Task requirements —
Retype the listing that follows, exactly as written.

Record extracts —
○ ○ ○ ○
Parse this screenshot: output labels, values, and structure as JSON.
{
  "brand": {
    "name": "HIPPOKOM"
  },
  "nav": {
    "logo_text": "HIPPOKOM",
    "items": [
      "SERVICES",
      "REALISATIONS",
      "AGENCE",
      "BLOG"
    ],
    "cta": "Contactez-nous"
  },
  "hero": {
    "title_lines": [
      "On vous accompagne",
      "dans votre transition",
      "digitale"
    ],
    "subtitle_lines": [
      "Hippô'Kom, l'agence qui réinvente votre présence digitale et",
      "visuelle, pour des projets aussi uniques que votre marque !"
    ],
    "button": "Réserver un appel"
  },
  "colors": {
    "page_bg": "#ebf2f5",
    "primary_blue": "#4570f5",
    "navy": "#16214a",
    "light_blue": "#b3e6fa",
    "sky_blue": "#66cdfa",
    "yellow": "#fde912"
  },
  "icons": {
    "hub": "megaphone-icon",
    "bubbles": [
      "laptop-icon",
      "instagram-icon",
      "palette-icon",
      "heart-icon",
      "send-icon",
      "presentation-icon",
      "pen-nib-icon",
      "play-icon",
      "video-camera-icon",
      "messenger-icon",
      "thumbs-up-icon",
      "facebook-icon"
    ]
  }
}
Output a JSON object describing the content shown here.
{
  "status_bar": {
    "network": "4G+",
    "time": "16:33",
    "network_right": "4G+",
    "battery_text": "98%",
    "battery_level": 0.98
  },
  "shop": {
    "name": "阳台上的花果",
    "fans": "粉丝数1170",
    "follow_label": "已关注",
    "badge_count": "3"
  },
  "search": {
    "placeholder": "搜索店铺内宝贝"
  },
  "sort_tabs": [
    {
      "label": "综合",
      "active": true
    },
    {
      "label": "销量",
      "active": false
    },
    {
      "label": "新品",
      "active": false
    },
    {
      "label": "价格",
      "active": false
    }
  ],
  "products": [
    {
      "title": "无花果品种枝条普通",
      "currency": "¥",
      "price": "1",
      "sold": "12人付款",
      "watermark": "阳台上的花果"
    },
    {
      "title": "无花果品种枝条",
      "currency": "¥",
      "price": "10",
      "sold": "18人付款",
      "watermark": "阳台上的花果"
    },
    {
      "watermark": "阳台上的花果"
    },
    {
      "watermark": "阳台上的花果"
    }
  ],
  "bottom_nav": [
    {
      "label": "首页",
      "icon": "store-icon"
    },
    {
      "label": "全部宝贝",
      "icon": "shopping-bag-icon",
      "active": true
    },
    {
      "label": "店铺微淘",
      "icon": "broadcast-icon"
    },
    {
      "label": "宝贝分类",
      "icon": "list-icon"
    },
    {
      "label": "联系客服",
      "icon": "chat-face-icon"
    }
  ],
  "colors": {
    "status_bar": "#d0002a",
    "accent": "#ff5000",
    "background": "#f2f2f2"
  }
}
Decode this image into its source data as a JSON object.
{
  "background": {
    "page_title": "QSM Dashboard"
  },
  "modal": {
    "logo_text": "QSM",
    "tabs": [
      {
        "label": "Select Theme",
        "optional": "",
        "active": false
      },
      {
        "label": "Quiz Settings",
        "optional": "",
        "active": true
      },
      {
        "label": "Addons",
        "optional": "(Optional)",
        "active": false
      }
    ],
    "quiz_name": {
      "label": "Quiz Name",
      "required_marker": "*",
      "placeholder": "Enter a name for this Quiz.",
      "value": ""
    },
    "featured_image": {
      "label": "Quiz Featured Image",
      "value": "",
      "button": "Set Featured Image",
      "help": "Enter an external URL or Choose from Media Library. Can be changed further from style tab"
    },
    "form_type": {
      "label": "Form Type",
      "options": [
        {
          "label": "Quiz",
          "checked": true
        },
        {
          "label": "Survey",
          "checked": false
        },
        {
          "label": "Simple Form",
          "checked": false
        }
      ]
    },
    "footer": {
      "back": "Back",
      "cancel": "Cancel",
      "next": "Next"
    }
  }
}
○ ○ ○ ○
Full response —
Parse this screenshot: output labels, values, and structure as JSON.
{
  "brand": {
    "name": "HIPPOKOM"
  },
  "nav": {
    "logo_text": "HIPPOKOM",
    "items": [
      "SERVICES",
      "REALISATIONS",
      "AGENCE",
      "BLOG"
    ],
    "cta": "Contactez-nous"
  },
  "hero": {
    "title_lines": [
      "On vous accompagne",
      "dans votre transition",
      "digitale"
    ],
    "subtitle_lines": [
      "Hippô'Kom, l'agence qui réinvente votre présence digitale et",
      "visuelle, pour des projets aussi uniques que votre marque !"
    ],
    "button": "Réserver un appel"
  },
  "colors": {
    "page_bg": "#ebf2f5",
    "primary_blue": "#4570f5",
    "navy": "#16214a",
    "light_blue": "#b3e6fa",
    "sky_blue": "#66cdfa",
    "yellow": "#fde912"
  },
  "icons": {
    "hub": "megaphone-icon",
    "bubbles": [
      "laptop-icon",
      "instagram-icon",
      "palette-icon",
      "heart-icon",
      "send-icon",
      "presentation-icon",
      "pen-nib-icon",
      "play-icon",
      "video-camera-icon",
      "messenger-icon",
      "thumbs-up-icon",
      "facebook-icon"
    ]
  }
}
Output a JSON object describing the content shown here.
{
  "status_bar": {
    "network": "4G+",
    "time": "16:33",
    "network_right": "4G+",
    "battery_text": "98%",
    "battery_level": 0.98
  },
  "shop": {
    "name": "阳台上的花果",
    "fans": "粉丝数1170",
    "follow_label": "已关注",
    "badge_count": "3"
  },
  "search": {
    "placeholder": "搜索店铺内宝贝"
  },
  "sort_tabs": [
    {
      "label": "综合",
      "active": true
    },
    {
      "label": "销量",
      "active": false
    },
    {
      "label": "新品",
      "active": false
    },
    {
      "label": "价格",
      "active": false
    }
  ],
  "products": [
    {
      "title": "无花果品种枝条普通",
      "currency": "¥",
      "price": "1",
      "sold": "12人付款",
      "watermark": "阳台上的花果"
    },
    {
      "title": "无花果品种枝条",
      "currency": "¥",
      "price": "10",
      "sold": "18人付款",
      "watermark": "阳台上的花果"
    },
    {
      "watermark": "阳台上的花果"
    },
    {
      "watermark": "阳台上的花果"
    }
  ],
  "bottom_nav": [
    {
      "label": "首页",
      "icon": "store-icon"
    },
    {
      "label": "全部宝贝",
      "icon": "shopping-bag-icon",
      "active": true
    },
    {
      "label": "店铺微淘",
      "icon": "broadcast-icon"
    },
    {
      "label": "宝贝分类",
      "icon": "list-icon"
    },
    {
      "label": "联系客服",
      "icon": "chat-face-icon"
    }
  ],
  "colors": {
    "status_bar": "#d0002a",
    "accent": "#ff5000",
    "background": "#f2f2f2"
  }
}
Decode this image into its source data as a JSON object.
{
  "background": {
    "page_title": "QSM Dashboard"
  },
  "modal": {
    "logo_text": "QSM",
    "tabs": [
      {
        "label": "Select Theme",
        "optional": "",
        "active": false
      },
      {
        "label": "Quiz Settings",
        "optional": "",
        "active": true
      },
      {
        "label": "Addons",
        "optional": "(Optional)",
        "active": false
      }
    ],
    "quiz_name": {
      "label": "Quiz Name",
      "required_marker": "*",
      "placeholder": "Enter a name for this Quiz.",
      "value": ""
    },
    "featured_image": {
      "label": "Quiz Featured Image",
      "value": "",
      "button": "Set Featured Image",
      "help": "Enter an external URL or Choose from Media Library. Can be changed further from style tab"
    },
    "form_type": {
      "label": "Form Type",
      "options": [
        {
          "label": "Quiz",
          "checked": true
        },
        {
          "label": "Survey",
          "checked": false
        },
        {
          "label": "Simple Form",
          "checked": false
        }
      ]
    },
    "footer": {
      "back": "Back",
      "cancel": "Cancel",
      "next": "Next"
    }
  }
}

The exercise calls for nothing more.